**Required work:** From the listing below, extract every line in which the word "this" appears.

>> BEGIN Entries provided

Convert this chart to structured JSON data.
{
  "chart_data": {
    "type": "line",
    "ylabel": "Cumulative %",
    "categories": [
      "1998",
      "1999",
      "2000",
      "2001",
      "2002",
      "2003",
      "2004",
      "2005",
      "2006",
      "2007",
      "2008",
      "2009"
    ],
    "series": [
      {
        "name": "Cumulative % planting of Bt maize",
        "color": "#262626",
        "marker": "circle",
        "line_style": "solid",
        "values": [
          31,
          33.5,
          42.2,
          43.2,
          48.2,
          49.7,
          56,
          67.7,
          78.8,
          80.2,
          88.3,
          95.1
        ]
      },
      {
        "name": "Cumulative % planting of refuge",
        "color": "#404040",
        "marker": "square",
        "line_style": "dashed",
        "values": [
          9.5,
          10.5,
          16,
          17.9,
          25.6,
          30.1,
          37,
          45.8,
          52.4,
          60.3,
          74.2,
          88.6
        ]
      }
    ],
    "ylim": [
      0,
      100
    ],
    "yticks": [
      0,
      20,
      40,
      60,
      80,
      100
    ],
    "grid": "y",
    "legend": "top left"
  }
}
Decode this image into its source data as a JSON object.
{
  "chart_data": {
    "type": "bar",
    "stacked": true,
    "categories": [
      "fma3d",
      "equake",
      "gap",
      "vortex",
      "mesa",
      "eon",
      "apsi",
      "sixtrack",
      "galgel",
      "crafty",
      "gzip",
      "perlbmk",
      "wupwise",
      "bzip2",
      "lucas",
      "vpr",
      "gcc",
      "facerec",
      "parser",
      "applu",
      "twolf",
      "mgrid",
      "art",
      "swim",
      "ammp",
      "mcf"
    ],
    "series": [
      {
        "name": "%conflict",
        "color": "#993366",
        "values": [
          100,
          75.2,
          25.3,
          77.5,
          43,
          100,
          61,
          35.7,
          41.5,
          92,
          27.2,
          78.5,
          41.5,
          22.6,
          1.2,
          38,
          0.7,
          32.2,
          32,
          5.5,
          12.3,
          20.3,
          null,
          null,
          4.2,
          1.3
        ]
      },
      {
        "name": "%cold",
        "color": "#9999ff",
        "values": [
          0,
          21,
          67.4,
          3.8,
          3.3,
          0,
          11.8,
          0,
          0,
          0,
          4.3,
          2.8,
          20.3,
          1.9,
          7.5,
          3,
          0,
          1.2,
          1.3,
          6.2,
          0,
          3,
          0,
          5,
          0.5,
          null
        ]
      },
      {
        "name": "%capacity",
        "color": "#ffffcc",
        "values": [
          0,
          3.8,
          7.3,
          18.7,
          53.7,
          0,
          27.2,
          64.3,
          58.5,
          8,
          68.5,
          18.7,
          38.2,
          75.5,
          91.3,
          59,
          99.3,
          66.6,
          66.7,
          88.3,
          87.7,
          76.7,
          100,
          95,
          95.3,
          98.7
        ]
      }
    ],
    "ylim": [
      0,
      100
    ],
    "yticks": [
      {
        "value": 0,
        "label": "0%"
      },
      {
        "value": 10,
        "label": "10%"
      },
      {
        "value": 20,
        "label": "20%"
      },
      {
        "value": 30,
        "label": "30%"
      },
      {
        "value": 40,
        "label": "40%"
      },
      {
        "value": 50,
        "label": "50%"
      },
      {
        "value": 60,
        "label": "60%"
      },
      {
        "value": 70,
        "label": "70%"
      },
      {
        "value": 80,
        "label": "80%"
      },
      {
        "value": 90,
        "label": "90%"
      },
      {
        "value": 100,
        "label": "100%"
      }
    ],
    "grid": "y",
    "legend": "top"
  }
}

>> END Entries provided

**The completed task:**
Convert this chart to structured JSON data.
Decode this image into its source data as a JSON object.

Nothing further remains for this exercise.